● **Aim**
The entries below are to be written out again without alteration.

● **Provided material**
######

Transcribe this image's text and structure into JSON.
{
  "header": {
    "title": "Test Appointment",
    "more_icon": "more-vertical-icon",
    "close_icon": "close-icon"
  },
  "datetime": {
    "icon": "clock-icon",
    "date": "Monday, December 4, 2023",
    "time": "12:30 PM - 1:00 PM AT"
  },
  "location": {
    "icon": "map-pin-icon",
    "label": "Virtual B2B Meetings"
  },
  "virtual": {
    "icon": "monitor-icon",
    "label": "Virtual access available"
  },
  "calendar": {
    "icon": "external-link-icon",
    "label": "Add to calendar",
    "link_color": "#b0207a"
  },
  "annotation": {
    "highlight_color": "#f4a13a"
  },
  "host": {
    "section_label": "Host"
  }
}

######

● **Final result**
Transcribe this image's text and structure into JSON.
{
  "header": {
    "title": "Test Appointment",
    "more_icon": "more-vertical-icon",
    "close_icon": "close-icon"
  },
  "datetime": {
    "icon": "clock-icon",
    "date": "Monday, December 4, 2023",
    "time": "12:30 PM - 1:00 PM AT"
  },
  "location": {
    "icon": "map-pin-icon",
    "label": "Virtual B2B Meetings"
  },
  "virtual": {
    "icon": "monitor-icon",
    "label": "Virtual access available"
  },
  "calendar": {
    "icon": "external-link-icon",
    "label": "Add to calendar",
    "link_color": "#b0207a"
  },
  "annotation": {
    "highlight_color": "#f4a13a"
  },
  "host": {
    "section_label": "Host"
  }
}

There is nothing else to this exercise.